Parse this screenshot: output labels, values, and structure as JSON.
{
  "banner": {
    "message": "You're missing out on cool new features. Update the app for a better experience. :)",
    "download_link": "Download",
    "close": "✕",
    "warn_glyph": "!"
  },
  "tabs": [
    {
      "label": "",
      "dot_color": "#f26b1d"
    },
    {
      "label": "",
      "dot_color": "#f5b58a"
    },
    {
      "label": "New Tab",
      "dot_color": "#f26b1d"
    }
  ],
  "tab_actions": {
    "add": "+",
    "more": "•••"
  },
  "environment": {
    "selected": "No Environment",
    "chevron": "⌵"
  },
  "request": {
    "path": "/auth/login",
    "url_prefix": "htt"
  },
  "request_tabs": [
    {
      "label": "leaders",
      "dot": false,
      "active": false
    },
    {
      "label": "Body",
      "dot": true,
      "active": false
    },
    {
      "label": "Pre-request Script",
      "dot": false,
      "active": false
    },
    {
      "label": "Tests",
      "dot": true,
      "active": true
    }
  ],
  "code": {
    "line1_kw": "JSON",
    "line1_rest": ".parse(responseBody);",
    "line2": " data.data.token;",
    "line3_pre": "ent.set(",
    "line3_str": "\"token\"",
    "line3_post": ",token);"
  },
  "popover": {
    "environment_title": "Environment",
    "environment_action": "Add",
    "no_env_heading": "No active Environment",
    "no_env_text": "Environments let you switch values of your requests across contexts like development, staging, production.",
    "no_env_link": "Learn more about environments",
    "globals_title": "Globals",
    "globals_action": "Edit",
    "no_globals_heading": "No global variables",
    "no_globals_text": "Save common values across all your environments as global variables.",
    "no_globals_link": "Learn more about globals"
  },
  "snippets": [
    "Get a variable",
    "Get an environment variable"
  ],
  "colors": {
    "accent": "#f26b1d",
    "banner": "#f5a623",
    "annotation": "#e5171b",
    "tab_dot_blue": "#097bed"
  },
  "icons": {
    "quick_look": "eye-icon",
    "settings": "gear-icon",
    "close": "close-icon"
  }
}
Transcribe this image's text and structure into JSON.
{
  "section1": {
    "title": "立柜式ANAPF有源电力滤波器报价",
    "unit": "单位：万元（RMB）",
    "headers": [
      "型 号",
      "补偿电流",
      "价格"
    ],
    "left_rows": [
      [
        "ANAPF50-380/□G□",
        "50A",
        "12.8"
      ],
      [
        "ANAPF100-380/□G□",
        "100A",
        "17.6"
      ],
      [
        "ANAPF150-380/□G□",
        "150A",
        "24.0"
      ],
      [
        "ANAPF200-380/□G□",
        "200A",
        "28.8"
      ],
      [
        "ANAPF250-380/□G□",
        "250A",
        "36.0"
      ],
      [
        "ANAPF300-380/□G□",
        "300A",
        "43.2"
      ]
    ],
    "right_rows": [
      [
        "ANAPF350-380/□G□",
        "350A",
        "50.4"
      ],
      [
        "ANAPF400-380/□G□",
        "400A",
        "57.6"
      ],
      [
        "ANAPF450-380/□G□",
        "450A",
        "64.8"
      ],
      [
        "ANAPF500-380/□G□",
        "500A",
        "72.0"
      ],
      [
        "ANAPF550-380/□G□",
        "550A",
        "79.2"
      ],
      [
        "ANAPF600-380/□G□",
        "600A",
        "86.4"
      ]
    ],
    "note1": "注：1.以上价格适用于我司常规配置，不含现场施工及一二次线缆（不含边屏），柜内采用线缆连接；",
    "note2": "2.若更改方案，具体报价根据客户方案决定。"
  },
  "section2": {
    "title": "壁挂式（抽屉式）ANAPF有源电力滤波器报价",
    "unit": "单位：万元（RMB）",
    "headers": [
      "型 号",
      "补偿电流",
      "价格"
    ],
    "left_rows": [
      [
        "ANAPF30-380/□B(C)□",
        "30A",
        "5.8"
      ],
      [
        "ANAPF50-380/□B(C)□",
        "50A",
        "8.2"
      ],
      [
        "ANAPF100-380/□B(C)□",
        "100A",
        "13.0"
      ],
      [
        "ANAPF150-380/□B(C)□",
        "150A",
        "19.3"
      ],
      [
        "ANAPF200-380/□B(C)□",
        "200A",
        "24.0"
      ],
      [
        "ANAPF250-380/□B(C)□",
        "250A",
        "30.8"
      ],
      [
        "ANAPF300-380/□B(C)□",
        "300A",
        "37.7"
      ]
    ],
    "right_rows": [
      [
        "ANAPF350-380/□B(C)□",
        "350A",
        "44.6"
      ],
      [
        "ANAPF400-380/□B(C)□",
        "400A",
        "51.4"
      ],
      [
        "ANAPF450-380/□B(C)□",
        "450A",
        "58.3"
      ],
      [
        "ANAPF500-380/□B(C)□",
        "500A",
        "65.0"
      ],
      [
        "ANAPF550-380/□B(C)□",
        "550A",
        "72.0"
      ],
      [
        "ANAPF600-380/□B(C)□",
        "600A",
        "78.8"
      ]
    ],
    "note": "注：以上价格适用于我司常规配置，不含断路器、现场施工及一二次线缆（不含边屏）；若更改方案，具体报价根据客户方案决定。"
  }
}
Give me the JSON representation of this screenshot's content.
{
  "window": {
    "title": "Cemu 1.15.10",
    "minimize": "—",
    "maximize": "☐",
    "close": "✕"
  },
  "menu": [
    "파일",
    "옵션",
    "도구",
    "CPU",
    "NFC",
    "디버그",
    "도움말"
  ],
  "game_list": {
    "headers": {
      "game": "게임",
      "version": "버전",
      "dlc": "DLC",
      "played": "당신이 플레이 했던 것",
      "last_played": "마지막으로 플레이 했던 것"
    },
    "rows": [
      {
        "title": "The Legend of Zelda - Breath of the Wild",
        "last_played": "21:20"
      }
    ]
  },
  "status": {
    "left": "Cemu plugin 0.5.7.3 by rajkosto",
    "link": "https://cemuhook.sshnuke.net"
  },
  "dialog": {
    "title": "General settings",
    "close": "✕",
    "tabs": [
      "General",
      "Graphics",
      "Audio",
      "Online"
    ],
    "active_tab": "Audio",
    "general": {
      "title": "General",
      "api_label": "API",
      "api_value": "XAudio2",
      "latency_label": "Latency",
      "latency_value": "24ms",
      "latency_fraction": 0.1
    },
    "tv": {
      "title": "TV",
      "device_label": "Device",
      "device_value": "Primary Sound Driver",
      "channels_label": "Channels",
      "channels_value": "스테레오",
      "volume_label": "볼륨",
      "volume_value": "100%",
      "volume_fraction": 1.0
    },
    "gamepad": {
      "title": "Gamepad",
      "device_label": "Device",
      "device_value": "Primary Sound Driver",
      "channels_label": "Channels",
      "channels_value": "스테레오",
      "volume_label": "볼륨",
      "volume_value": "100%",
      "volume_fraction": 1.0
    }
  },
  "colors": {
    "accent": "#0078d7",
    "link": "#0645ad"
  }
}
○ ○ ○ ○ ○
What this task involves:
Beginning with the line that contains "Give me the", repeat every line through the end of the records and nothing more.

Exercise solution:
Give me the JSON representation of this screenshot's content.
{
  "window": {
    "title": "Cemu 1.15.10",
    "minimize": "—",
    "maximize": "☐",
    "close": "✕"
  },
  "menu": [
    "파일",
    "옵션",
    "도구",
    "CPU",
    "NFC",
    "디버그",
    "도움말"
  ],
  "game_list": {
    "headers": {
      "game": "게임",
      "version": "버전",
      "dlc": "DLC",
      "played": "당신이 플레이 했던 것",
      "last_played": "마지막으로 플레이 했던 것"
    },
    "rows": [
      {
        "title": "The Legend of Zelda - Breath of the Wild",
        "last_played": "21:20"
      }
    ]
  },
  "status": {
    "left": "Cemu plugin 0.5.7.3 by rajkosto",
    "link": "https://cemuhook.sshnuke.net"
  },
  "dialog": {
    "title": "General settings",
    "close": "✕",
    "tabs": [
      "General",
      "Graphics",
      "Audio",
      "Online"
    ],
    "active_tab": "Audio",
    "general": {
      "title": "General",
      "api_label": "API",
      "api_value": "XAudio2",
      "latency_label": "Latency",
      "latency_value": "24ms",
      "latency_fraction": 0.1
    },
    "tv": {
      "title": "TV",
      "device_label": "Device",
      "device_value": "Primary Sound Driver",
      "channels_label": "Channels",
      "channels_value": "스테레오",
      "volume_label": "볼륨",
      "volume_value": "100%",
      "volume_fraction": 1.0
    },
    "gamepad": {
      "title": "Gamepad",
      "device_label": "Device",
      "device_value": "Primary Sound Driver",
      "channels_label": "Channels",
      "channels_value": "스테레오",
      "volume_label": "볼륨",
      "volume_value": "100%",
      "volume_fraction": 1.0
    }
  },
  "colors": {
    "accent": "#0078d7",
    "link": "#0645ad"
  }
}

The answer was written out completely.